**WHAT TO DO**. Gather, from the data below, each line in which the word "JSON" occurs.

**GIVEN INFORMATION**.
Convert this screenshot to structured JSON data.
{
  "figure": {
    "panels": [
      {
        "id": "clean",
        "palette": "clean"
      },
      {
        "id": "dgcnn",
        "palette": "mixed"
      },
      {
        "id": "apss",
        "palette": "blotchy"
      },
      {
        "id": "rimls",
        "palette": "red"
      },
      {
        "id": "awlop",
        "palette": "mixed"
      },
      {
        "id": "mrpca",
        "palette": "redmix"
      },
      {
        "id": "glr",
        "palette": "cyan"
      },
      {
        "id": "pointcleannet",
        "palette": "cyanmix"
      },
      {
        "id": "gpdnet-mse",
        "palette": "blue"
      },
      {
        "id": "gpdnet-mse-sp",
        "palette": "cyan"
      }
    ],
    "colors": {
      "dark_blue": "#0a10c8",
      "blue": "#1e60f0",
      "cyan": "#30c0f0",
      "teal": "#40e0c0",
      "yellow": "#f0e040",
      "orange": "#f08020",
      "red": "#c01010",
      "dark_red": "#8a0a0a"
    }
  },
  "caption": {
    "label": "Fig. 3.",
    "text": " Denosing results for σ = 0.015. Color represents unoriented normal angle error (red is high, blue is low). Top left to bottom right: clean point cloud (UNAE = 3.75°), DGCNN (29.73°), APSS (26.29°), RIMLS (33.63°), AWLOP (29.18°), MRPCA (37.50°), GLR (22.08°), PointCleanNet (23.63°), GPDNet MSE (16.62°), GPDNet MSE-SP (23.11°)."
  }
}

--

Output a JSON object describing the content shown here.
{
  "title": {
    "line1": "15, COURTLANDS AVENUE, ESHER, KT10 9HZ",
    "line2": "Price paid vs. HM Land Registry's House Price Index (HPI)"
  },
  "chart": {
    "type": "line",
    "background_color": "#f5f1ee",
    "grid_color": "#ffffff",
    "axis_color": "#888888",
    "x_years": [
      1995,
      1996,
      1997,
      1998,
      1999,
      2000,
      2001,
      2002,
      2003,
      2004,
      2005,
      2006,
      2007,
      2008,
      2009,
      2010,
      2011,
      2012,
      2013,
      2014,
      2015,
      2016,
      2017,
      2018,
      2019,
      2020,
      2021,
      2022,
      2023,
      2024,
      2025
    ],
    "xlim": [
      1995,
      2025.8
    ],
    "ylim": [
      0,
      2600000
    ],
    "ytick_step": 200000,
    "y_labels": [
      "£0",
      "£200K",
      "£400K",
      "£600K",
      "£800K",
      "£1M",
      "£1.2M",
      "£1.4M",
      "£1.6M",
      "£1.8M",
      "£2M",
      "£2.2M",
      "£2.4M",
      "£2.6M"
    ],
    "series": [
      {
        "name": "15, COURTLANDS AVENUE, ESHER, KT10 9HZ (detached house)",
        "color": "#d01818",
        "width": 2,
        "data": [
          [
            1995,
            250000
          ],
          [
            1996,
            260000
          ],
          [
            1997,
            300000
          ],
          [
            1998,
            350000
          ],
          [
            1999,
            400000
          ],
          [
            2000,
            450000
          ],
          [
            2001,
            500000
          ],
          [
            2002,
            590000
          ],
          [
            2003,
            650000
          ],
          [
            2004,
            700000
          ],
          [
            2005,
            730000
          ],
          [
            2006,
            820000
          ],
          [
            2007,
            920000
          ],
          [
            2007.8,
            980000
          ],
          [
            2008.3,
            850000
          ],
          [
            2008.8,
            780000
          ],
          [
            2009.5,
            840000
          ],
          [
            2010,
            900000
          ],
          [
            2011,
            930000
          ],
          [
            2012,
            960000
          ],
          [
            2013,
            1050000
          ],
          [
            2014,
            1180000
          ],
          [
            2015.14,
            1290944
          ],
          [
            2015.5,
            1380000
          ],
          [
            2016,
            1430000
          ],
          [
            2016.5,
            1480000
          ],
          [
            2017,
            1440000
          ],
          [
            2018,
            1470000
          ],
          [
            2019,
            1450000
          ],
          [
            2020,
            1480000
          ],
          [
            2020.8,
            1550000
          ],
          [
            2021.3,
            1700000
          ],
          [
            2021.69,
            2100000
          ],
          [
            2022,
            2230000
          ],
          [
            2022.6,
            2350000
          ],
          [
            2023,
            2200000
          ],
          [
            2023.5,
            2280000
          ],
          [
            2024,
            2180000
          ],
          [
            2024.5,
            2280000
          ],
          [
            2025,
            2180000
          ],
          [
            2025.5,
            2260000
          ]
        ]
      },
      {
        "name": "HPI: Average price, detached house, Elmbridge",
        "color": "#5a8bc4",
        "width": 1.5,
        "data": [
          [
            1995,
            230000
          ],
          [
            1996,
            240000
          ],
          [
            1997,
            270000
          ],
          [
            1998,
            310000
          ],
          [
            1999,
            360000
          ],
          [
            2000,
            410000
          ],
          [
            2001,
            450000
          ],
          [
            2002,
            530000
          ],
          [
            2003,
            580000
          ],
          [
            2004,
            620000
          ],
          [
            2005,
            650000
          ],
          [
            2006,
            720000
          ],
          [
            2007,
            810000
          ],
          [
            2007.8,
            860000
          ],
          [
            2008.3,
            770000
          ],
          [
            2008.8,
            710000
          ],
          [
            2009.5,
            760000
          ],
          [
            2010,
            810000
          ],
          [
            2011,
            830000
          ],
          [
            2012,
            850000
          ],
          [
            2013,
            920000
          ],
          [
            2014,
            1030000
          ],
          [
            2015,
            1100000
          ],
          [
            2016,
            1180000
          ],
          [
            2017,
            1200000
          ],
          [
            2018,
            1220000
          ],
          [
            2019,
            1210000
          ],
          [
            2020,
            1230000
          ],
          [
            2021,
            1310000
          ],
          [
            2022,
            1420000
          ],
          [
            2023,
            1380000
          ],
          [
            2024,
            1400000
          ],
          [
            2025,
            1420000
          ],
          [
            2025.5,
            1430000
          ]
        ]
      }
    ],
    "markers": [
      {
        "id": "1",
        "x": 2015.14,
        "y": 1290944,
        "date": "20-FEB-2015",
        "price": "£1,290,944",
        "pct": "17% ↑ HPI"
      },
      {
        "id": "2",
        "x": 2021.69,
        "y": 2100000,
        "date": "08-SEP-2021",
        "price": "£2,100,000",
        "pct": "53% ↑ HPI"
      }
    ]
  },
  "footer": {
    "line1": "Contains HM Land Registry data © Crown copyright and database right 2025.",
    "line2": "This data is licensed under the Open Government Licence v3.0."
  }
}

...

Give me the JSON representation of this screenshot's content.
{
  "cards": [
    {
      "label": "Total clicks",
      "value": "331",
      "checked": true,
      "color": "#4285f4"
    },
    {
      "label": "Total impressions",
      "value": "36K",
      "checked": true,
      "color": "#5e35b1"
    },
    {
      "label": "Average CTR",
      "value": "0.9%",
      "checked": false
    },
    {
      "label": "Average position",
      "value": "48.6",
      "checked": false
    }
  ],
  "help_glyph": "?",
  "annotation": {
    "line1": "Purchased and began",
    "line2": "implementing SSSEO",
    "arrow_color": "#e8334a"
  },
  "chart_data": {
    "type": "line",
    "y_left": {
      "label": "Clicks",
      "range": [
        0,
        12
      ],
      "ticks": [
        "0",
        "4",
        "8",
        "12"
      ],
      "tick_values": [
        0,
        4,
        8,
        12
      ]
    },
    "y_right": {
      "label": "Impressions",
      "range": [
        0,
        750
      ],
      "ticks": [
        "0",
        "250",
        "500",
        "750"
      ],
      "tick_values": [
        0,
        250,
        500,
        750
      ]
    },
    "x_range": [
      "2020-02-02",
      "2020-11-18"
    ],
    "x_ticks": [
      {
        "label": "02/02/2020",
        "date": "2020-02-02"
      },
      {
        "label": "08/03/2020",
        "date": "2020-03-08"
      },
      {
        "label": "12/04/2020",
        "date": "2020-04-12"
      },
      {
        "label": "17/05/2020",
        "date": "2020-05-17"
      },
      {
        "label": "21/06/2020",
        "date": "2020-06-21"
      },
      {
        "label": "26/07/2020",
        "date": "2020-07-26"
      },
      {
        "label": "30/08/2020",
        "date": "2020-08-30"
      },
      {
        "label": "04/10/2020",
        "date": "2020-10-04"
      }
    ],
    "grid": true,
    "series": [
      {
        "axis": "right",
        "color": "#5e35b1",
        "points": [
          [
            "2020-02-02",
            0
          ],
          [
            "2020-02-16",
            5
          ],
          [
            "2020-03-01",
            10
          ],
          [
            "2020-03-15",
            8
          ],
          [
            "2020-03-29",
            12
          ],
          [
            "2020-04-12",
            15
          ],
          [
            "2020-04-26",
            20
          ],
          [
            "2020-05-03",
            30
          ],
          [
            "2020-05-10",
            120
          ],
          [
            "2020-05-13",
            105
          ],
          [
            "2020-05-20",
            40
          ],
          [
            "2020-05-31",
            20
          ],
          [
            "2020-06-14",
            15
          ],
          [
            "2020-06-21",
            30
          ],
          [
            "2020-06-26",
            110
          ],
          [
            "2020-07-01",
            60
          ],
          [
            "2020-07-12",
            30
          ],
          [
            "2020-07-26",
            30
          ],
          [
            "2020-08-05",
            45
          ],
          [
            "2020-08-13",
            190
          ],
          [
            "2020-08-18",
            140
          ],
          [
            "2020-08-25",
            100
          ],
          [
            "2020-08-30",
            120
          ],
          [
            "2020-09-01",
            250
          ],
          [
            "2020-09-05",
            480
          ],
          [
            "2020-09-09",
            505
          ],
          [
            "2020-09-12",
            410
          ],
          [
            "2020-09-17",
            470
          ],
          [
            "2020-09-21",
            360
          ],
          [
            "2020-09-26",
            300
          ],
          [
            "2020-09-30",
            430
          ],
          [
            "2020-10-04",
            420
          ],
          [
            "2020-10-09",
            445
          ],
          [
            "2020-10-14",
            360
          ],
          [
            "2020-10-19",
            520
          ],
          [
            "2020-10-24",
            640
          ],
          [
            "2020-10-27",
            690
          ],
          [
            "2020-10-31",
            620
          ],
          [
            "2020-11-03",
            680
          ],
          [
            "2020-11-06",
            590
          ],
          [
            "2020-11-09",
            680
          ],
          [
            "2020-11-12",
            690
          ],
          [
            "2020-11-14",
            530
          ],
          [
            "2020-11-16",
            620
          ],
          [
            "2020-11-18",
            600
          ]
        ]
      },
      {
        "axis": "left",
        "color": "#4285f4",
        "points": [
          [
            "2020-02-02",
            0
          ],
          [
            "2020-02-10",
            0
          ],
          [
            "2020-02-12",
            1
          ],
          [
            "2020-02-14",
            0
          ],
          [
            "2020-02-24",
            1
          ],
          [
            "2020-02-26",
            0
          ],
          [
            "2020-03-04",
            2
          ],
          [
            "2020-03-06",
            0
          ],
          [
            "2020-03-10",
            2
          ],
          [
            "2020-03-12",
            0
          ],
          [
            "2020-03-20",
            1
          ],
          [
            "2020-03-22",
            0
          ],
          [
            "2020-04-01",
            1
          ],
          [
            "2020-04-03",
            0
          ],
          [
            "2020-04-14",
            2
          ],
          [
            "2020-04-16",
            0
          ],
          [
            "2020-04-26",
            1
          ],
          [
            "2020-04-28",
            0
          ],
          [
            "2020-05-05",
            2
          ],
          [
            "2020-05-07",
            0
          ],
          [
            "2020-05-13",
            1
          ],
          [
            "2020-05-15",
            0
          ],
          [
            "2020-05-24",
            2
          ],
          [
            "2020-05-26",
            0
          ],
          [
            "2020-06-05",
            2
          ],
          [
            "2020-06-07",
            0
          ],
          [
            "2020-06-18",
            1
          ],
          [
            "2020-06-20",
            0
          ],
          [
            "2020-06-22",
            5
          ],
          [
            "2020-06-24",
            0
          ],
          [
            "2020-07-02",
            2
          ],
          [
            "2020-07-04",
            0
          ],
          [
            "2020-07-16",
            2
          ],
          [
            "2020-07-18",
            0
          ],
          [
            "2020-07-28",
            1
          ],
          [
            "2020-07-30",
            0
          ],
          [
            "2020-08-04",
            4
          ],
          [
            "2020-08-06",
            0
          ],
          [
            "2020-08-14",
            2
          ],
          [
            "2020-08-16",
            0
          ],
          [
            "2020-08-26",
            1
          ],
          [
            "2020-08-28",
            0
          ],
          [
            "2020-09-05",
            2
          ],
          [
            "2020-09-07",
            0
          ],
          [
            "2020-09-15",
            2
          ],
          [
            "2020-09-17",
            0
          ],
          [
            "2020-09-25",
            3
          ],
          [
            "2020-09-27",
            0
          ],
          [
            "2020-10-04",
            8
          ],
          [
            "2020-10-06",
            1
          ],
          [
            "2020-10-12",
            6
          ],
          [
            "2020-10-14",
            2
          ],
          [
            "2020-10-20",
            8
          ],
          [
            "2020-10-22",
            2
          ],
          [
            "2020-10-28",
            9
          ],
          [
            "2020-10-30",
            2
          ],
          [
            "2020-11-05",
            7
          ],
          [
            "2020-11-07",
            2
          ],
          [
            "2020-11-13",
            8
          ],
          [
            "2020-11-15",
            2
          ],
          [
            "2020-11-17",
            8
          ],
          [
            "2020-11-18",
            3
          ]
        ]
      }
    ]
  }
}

**RESULT BELOW**.
Convert this screenshot to structured JSON data.
Output a JSON object describing the content shown here.
Give me the JSON representation of this screenshot's content.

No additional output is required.